--- begin ---
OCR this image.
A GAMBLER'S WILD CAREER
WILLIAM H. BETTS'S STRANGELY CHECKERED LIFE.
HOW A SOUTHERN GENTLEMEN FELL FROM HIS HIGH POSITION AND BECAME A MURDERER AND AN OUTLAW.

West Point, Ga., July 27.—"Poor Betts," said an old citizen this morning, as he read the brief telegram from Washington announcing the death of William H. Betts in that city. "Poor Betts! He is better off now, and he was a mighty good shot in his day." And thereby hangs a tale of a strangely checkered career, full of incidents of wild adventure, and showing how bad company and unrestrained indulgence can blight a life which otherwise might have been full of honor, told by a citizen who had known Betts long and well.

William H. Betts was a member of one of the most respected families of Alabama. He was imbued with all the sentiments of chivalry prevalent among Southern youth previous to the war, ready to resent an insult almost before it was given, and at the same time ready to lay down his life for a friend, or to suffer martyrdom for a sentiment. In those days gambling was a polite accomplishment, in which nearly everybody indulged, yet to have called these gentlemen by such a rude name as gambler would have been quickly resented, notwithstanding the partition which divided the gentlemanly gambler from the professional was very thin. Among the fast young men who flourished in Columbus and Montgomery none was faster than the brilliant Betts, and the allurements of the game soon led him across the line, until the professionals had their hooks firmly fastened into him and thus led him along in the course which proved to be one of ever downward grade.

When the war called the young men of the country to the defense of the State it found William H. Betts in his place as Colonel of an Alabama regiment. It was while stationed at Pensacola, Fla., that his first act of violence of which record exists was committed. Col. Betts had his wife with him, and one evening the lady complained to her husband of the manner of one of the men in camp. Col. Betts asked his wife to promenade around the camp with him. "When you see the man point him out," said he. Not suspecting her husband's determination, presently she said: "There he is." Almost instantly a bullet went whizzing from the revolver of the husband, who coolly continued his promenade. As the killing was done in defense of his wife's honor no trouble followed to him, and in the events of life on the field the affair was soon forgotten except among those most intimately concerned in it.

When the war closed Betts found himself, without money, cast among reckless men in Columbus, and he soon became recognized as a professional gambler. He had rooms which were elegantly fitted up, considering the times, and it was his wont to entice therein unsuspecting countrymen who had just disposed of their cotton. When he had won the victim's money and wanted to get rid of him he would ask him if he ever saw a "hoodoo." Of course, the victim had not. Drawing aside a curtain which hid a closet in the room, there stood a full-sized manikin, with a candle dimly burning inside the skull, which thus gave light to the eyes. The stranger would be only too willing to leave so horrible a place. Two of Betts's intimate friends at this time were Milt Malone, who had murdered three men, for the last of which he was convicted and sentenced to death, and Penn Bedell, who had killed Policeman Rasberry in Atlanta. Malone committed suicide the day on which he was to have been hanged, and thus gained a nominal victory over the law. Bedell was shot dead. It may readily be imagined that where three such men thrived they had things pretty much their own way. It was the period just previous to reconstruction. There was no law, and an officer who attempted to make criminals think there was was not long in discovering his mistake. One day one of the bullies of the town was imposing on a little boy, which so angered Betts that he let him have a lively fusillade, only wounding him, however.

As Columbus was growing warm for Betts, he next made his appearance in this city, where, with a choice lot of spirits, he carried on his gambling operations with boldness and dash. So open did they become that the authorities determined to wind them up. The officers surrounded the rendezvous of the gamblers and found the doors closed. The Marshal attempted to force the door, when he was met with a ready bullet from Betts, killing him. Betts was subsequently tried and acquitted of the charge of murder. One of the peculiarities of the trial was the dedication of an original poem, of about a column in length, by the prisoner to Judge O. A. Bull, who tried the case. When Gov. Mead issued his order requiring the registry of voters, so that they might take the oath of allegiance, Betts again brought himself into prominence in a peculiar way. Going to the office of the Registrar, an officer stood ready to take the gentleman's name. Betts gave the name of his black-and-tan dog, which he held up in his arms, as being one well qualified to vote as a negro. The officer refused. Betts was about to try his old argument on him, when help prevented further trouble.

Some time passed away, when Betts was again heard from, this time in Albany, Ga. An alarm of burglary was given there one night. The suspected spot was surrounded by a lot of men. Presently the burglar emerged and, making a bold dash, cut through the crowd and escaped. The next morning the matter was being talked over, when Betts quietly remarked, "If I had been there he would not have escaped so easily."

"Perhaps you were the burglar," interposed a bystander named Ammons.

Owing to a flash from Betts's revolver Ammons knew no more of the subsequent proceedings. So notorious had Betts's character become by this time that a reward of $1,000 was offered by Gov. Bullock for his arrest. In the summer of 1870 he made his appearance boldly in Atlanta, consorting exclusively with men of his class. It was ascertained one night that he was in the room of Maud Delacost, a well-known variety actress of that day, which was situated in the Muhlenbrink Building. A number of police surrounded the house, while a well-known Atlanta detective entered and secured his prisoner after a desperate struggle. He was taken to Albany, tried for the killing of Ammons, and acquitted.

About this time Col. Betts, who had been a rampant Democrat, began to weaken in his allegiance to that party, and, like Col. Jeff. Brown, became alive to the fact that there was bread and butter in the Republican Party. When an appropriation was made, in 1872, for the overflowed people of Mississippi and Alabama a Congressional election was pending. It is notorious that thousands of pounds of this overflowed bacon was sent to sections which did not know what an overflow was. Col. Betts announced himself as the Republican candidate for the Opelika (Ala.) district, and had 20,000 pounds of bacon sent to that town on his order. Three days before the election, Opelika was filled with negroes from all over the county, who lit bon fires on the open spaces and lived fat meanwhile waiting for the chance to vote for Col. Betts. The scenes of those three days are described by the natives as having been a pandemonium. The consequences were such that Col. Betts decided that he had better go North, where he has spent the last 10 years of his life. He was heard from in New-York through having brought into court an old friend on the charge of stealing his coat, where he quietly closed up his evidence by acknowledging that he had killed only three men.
--- end ---
» WHAT THIS TASK INVOLVES
Your task is to report how many lines of the material include the string "given". Give the number and no other words.

» OUTPUT OF THE EXERCISE
2